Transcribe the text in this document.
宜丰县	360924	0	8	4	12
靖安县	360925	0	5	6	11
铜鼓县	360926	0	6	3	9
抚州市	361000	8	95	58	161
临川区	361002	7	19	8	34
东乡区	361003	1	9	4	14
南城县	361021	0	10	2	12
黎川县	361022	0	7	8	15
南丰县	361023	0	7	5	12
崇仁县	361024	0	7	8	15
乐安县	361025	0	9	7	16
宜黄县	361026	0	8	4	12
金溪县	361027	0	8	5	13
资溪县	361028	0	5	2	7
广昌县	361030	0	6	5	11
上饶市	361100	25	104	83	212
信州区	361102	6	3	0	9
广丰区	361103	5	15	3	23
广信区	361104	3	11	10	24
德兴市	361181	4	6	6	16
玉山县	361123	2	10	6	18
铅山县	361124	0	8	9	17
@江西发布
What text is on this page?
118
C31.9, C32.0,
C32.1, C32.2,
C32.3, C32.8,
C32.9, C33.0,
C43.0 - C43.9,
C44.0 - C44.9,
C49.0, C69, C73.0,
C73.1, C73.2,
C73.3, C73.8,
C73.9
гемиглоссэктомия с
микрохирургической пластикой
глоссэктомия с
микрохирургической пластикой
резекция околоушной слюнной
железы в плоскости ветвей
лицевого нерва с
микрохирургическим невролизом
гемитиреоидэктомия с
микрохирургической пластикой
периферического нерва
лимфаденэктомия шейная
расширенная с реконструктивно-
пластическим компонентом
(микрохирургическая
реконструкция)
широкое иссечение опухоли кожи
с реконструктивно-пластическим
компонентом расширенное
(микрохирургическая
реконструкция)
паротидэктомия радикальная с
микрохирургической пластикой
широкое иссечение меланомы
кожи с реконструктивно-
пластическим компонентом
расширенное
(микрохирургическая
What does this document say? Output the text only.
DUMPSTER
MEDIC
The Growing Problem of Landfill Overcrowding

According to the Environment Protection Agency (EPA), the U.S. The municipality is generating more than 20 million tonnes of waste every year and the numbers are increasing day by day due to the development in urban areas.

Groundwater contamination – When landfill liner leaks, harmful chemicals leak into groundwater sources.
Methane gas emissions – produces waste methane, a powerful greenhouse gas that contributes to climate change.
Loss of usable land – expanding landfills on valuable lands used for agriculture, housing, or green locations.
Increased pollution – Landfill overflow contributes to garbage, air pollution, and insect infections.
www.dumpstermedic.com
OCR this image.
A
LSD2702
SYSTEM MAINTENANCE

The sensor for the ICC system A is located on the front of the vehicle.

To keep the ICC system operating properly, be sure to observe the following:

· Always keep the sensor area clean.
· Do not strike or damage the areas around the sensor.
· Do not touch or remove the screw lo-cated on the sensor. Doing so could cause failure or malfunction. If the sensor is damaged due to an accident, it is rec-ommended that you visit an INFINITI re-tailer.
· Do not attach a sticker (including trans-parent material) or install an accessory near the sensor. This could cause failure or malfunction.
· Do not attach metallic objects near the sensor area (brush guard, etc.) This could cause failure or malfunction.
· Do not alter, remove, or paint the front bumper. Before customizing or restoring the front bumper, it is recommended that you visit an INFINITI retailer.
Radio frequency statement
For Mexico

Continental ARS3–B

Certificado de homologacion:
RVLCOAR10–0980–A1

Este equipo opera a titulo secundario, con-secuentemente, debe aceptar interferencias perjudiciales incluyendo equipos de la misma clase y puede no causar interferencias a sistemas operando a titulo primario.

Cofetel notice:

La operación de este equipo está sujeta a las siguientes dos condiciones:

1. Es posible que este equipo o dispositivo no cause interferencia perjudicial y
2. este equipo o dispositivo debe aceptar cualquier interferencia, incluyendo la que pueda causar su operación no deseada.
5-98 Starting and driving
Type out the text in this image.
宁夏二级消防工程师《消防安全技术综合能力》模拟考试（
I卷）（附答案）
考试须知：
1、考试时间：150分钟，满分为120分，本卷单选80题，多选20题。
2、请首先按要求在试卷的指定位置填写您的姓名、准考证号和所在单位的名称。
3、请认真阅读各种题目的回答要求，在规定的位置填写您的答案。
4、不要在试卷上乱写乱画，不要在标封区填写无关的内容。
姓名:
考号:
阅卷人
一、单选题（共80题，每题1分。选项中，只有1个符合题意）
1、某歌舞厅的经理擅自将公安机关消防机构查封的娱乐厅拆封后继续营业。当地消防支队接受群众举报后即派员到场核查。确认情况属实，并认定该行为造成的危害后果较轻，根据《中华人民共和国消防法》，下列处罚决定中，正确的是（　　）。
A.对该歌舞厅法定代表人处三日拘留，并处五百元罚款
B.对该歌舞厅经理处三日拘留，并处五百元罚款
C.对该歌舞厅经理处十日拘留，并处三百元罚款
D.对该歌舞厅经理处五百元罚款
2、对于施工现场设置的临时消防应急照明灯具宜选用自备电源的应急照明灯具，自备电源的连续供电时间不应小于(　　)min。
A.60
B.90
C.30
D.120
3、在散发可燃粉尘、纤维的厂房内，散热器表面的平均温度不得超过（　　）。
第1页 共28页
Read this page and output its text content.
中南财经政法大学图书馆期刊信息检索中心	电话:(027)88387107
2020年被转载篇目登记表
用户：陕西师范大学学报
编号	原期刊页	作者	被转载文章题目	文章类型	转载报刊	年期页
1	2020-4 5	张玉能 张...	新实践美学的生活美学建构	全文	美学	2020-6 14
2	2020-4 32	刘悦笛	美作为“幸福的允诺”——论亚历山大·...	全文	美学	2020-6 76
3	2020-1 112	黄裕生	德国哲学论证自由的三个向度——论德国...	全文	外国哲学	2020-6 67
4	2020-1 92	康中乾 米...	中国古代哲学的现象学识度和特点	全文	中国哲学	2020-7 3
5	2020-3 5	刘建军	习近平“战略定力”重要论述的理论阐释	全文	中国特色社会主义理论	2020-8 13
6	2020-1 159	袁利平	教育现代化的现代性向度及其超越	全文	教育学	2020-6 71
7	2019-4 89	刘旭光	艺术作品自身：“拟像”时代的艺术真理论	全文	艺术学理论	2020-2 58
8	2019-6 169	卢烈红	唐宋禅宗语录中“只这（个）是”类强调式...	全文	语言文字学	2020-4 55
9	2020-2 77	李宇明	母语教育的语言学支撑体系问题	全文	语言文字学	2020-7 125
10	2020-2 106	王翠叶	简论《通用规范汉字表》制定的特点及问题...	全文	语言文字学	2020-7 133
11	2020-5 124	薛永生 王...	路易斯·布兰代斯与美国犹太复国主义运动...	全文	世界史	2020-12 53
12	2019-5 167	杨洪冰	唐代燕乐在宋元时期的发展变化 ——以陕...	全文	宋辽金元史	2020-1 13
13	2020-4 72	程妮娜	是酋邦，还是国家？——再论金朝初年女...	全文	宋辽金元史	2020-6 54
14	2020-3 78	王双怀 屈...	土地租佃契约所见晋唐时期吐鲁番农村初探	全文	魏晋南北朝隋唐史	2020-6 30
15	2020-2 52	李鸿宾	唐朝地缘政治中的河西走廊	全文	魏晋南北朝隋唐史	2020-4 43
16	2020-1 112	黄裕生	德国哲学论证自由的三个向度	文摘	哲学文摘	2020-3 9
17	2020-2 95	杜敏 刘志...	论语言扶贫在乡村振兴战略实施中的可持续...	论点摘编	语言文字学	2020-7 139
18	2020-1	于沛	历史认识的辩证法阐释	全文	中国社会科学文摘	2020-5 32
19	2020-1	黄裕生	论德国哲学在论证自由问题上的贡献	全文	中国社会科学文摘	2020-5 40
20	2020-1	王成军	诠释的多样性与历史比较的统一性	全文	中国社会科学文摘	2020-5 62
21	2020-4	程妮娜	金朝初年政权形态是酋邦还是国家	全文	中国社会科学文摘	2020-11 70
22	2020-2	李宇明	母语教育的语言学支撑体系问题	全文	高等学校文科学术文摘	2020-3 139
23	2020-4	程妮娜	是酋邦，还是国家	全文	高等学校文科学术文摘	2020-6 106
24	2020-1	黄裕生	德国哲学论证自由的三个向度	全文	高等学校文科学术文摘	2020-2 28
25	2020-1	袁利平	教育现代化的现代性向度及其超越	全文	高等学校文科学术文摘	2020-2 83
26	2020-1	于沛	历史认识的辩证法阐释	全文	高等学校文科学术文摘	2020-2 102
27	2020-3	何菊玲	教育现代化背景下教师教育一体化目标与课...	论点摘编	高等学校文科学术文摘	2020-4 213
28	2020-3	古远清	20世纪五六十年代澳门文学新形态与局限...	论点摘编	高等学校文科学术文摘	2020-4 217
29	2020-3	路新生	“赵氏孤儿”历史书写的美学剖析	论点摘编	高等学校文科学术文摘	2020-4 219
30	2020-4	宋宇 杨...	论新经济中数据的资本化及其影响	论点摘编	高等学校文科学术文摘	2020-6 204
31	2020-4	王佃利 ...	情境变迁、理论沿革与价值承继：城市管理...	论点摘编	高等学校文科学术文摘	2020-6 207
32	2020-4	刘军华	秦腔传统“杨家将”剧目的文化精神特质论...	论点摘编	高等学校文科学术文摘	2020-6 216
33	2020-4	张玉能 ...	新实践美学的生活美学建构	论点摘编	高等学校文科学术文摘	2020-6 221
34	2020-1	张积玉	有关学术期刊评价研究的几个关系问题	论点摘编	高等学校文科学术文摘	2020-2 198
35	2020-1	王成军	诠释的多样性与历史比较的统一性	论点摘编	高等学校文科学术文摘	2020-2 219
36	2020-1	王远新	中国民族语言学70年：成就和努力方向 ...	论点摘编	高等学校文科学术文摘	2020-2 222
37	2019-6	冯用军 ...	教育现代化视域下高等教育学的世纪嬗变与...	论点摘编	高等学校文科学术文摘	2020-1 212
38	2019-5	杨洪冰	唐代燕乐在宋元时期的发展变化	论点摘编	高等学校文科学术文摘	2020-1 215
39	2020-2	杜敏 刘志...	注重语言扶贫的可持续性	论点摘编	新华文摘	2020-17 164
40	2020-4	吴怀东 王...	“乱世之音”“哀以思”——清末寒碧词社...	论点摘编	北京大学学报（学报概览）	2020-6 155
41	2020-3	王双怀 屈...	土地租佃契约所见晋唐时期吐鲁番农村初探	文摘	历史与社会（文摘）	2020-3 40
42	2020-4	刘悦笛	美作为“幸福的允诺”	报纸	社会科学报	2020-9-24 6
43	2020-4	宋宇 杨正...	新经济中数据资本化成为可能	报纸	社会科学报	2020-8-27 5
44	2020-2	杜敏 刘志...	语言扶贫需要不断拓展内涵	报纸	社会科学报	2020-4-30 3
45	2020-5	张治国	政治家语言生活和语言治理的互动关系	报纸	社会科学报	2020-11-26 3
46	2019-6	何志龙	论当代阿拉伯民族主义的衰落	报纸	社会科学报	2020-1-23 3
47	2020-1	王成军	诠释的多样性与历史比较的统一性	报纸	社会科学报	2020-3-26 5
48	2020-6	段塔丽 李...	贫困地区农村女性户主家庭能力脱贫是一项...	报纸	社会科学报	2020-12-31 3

★ ★ ★ ★

Requirement → Locate the lines above that hold the word "debe". Show every one of them.

Written response →
Este equipo opera a titulo secundario, con-secuentemente, debe aceptar interferencias perjudiciales incluyendo equipos de la misma clase y puede no causar interferencias a sistemas operando a titulo primario.
2. este equipo o dispositivo debe aceptar cualquier interferencia, incluyendo la que pueda causar su operación no deseada.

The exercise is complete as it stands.